[Collected data]
— BEGIN —

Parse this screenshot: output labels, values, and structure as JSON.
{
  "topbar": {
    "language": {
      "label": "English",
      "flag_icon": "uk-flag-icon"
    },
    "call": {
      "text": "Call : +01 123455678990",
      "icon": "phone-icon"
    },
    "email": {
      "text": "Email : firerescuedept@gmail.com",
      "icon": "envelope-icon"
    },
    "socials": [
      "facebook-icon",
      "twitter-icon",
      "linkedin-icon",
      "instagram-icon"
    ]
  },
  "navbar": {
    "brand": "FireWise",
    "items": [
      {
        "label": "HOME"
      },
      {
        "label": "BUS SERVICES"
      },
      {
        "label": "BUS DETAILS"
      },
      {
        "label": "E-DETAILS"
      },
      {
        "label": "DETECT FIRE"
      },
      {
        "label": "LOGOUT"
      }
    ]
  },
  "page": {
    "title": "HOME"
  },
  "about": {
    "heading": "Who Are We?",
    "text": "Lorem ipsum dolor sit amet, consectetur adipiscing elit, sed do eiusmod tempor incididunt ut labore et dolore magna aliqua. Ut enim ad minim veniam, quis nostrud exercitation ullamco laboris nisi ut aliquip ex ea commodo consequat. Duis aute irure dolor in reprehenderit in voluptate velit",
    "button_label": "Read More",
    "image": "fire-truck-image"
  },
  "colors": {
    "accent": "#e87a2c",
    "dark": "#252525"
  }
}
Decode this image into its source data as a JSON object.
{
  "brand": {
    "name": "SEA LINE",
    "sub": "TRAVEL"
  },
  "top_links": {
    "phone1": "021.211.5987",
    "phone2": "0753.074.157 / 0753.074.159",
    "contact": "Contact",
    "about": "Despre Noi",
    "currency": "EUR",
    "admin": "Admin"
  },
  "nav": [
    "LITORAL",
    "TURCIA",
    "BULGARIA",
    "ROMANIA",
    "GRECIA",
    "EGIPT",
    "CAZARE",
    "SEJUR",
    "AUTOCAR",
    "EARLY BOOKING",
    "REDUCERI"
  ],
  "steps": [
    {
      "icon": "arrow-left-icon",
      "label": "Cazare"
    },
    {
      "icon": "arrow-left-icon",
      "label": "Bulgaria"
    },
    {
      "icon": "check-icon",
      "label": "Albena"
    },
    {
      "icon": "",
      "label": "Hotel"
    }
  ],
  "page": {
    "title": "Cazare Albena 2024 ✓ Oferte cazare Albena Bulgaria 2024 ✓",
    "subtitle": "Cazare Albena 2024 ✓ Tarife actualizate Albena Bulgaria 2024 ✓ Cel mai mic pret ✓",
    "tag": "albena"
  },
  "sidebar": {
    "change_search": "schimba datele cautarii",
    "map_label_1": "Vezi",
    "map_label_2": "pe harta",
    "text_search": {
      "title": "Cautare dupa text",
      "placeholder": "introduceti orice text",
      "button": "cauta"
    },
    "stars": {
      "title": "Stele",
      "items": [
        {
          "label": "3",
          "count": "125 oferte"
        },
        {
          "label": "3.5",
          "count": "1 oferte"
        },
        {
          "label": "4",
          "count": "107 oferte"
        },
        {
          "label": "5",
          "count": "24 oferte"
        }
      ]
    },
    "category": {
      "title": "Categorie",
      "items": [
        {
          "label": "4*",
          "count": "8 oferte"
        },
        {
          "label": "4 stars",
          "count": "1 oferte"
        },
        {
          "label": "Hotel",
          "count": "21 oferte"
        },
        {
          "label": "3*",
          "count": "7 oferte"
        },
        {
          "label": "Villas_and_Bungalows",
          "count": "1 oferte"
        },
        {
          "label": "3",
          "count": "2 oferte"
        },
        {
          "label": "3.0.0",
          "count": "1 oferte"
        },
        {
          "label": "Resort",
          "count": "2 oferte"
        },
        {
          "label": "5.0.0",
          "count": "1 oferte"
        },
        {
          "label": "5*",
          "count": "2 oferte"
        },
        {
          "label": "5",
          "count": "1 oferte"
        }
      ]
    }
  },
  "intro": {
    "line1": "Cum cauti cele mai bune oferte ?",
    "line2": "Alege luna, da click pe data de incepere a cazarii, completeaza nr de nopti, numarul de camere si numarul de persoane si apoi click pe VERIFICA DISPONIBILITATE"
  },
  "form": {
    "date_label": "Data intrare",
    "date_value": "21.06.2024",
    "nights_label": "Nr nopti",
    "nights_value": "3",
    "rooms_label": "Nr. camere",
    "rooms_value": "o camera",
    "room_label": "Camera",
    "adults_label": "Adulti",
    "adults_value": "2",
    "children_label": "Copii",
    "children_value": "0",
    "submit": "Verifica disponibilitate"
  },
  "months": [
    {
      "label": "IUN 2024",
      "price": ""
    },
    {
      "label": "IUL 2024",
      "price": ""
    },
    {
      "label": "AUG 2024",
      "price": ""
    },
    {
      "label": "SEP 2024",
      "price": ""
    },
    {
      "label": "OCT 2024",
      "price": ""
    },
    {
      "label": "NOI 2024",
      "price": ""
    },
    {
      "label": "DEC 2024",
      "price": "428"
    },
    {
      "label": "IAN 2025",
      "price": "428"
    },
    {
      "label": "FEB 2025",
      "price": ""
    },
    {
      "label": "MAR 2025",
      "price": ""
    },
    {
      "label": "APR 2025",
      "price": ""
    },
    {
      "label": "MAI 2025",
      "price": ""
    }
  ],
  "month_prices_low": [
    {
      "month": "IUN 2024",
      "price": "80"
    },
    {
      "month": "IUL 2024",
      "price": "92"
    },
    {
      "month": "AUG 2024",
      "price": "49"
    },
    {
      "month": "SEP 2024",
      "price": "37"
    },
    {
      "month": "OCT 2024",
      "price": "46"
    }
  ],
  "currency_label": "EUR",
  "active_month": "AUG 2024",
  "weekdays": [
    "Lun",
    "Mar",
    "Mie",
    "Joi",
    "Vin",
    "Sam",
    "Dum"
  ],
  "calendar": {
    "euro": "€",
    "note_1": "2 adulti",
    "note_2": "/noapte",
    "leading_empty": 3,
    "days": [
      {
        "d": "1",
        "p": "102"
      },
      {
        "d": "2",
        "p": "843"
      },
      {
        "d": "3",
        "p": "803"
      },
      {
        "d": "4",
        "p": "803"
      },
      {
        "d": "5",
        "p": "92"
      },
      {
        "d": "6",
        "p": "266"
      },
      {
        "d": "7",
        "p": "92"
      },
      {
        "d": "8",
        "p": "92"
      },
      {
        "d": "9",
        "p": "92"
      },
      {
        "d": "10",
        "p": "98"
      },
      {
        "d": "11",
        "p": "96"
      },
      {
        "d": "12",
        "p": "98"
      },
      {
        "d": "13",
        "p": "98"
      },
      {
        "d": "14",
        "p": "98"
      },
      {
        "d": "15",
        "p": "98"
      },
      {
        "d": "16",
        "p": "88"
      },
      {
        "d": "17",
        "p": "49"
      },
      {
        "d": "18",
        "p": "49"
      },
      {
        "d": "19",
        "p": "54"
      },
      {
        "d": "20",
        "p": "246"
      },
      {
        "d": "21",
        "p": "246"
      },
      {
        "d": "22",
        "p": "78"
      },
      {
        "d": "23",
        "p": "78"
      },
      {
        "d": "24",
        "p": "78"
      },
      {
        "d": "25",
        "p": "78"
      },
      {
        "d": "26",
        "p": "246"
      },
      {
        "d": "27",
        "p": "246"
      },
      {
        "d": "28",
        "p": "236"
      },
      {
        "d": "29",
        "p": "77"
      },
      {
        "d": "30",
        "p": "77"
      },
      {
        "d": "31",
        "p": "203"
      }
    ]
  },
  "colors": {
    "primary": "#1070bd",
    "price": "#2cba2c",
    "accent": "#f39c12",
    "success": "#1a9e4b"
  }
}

— END —

> [Work to do]: From the listing above, reproduce all the lines exactly.

> [Final result]:
Parse this screenshot: output labels, values, and structure as JSON.
{
  "topbar": {
    "language": {
      "label": "English",
      "flag_icon": "uk-flag-icon"
    },
    "call": {
      "text": "Call : +01 123455678990",
      "icon": "phone-icon"
    },
    "email": {
      "text": "Email : firerescuedept@gmail.com",
      "icon": "envelope-icon"
    },
    "socials": [
      "facebook-icon",
      "twitter-icon",
      "linkedin-icon",
      "instagram-icon"
    ]
  },
  "navbar": {
    "brand": "FireWise",
    "items": [
      {
        "label": "HOME"
      },
      {
        "label": "BUS SERVICES"
      },
      {
        "label": "BUS DETAILS"
      },
      {
        "label": "E-DETAILS"
      },
      {
        "label": "DETECT FIRE"
      },
      {
        "label": "LOGOUT"
      }
    ]
  },
  "page": {
    "title": "HOME"
  },
  "about": {
    "heading": "Who Are We?",
    "text": "Lorem ipsum dolor sit amet, consectetur adipiscing elit, sed do eiusmod tempor incididunt ut labore et dolore magna aliqua. Ut enim ad minim veniam, quis nostrud exercitation ullamco laboris nisi ut aliquip ex ea commodo consequat. Duis aute irure dolor in reprehenderit in voluptate velit",
    "button_label": "Read More",
    "image": "fire-truck-image"
  },
  "colors": {
    "accent": "#e87a2c",
    "dark": "#252525"
  }
}
Decode this image into its source data as a JSON object.
{
  "brand": {
    "name": "SEA LINE",
    "sub": "TRAVEL"
  },
  "top_links": {
    "phone1": "021.211.5987",
    "phone2": "0753.074.157 / 0753.074.159",
    "contact": "Contact",
    "about": "Despre Noi",
    "currency": "EUR",
    "admin": "Admin"
  },
  "nav": [
    "LITORAL",
    "TURCIA",
    "BULGARIA",
    "ROMANIA",
    "GRECIA",
    "EGIPT",
    "CAZARE",
    "SEJUR",
    "AUTOCAR",
    "EARLY BOOKING",
    "REDUCERI"
  ],
  "steps": [
    {
      "icon": "arrow-left-icon",
      "label": "Cazare"
    },
    {
      "icon": "arrow-left-icon",
      "label": "Bulgaria"
    },
    {
      "icon": "check-icon",
      "label": "Albena"
    },
    {
      "icon": "",
      "label": "Hotel"
    }
  ],
  "page": {
    "title": "Cazare Albena 2024 ✓ Oferte cazare Albena Bulgaria 2024 ✓",
    "subtitle": "Cazare Albena 2024 ✓ Tarife actualizate Albena Bulgaria 2024 ✓ Cel mai mic pret ✓",
    "tag": "albena"
  },
  "sidebar": {
    "change_search": "schimba datele cautarii",
    "map_label_1": "Vezi",
    "map_label_2": "pe harta",
    "text_search": {
      "title": "Cautare dupa text",
      "placeholder": "introduceti orice text",
      "button": "cauta"
    },
    "stars": {
      "title": "Stele",
      "items": [
        {
          "label": "3",
          "count": "125 oferte"
        },
        {
          "label": "3.5",
          "count": "1 oferte"
        },
        {
          "label": "4",
          "count": "107 oferte"
        },
        {
          "label": "5",
          "count": "24 oferte"
        }
      ]
    },
    "category": {
      "title": "Categorie",
      "items": [
        {
          "label": "4*",
          "count": "8 oferte"
        },
        {
          "label": "4 stars",
          "count": "1 oferte"
        },
        {
          "label": "Hotel",
          "count": "21 oferte"
        },
        {
          "label": "3*",
          "count": "7 oferte"
        },
        {
          "label": "Villas_and_Bungalows",
          "count": "1 oferte"
        },
        {
          "label": "3",
          "count": "2 oferte"
        },
        {
          "label": "3.0.0",
          "count": "1 oferte"
        },
        {
          "label": "Resort",
          "count": "2 oferte"
        },
        {
          "label": "5.0.0",
          "count": "1 oferte"
        },
        {
          "label": "5*",
          "count": "2 oferte"
        },
        {
          "label": "5",
          "count": "1 oferte"
        }
      ]
    }
  },
  "intro": {
    "line1": "Cum cauti cele mai bune oferte ?",
    "line2": "Alege luna, da click pe data de incepere a cazarii, completeaza nr de nopti, numarul de camere si numarul de persoane si apoi click pe VERIFICA DISPONIBILITATE"
  },
  "form": {
    "date_label": "Data intrare",
    "date_value": "21.06.2024",
    "nights_label": "Nr nopti",
    "nights_value": "3",
    "rooms_label": "Nr. camere",
    "rooms_value": "o camera",
    "room_label": "Camera",
    "adults_label": "Adulti",
    "adults_value": "2",
    "children_label": "Copii",
    "children_value": "0",
    "submit": "Verifica disponibilitate"
  },
  "months": [
    {
      "label": "IUN 2024",
      "price": ""
    },
    {
      "label": "IUL 2024",
      "price": ""
    },
    {
      "label": "AUG 2024",
      "price": ""
    },
    {
      "label": "SEP 2024",
      "price": ""
    },
    {
      "label": "OCT 2024",
      "price": ""
    },
    {
      "label": "NOI 2024",
      "price": ""
    },
    {
      "label": "DEC 2024",
      "price": "428"
    },
    {
      "label": "IAN 2025",
      "price": "428"
    },
    {
      "label": "FEB 2025",
      "price": ""
    },
    {
      "label": "MAR 2025",
      "price": ""
    },
    {
      "label": "APR 2025",
      "price": ""
    },
    {
      "label": "MAI 2025",
      "price": ""
    }
  ],
  "month_prices_low": [
    {
      "month": "IUN 2024",
      "price": "80"
    },
    {
      "month": "IUL 2024",
      "price": "92"
    },
    {
      "month": "AUG 2024",
      "price": "49"
    },
    {
      "month": "SEP 2024",
      "price": "37"
    },
    {
      "month": "OCT 2024",
      "price": "46"
    }
  ],
  "currency_label": "EUR",
  "active_month": "AUG 2024",
  "weekdays": [
    "Lun",
    "Mar",
    "Mie",
    "Joi",
    "Vin",
    "Sam",
    "Dum"
  ],
  "calendar": {
    "euro": "€",
    "note_1": "2 adulti",
    "note_2": "/noapte",
    "leading_empty": 3,
    "days": [
      {
        "d": "1",
        "p": "102"
      },
      {
        "d": "2",
        "p": "843"
      },
      {
        "d": "3",
        "p": "803"
      },
      {
        "d": "4",
        "p": "803"
      },
      {
        "d": "5",
        "p": "92"
      },
      {
        "d": "6",
        "p": "266"
      },
      {
        "d": "7",
        "p": "92"
      },
      {
        "d": "8",
        "p": "92"
      },
      {
        "d": "9",
        "p": "92"
      },
      {
        "d": "10",
        "p": "98"
      },
      {
        "d": "11",
        "p": "96"
      },
      {
        "d": "12",
        "p": "98"
      },
      {
        "d": "13",
        "p": "98"
      },
      {
        "d": "14",
        "p": "98"
      },
      {
        "d": "15",
        "p": "98"
      },
      {
        "d": "16",
        "p": "88"
      },
      {
        "d": "17",
        "p": "49"
      },
      {
        "d": "18",
        "p": "49"
      },
      {
        "d": "19",
        "p": "54"
      },
      {
        "d": "20",
        "p": "246"
      },
      {
        "d": "21",
        "p": "246"
      },
      {
        "d": "22",
        "p": "78"
      },
      {
        "d": "23",
        "p": "78"
      },
      {
        "d": "24",
        "p": "78"
      },
      {
        "d": "25",
        "p": "78"
      },
      {
        "d": "26",
        "p": "246"
      },
      {
        "d": "27",
        "p": "246"
      },
      {
        "d": "28",
        "p": "236"
      },
      {
        "d": "29",
        "p": "77"
      },
      {
        "d": "30",
        "p": "77"
      },
      {
        "d": "31",
        "p": "203"
      }
    ]
  },
  "colors": {
    "primary": "#1070bd",
    "price": "#2cba2c",
    "accent": "#f39c12",
    "success": "#1a9e4b"
  }
}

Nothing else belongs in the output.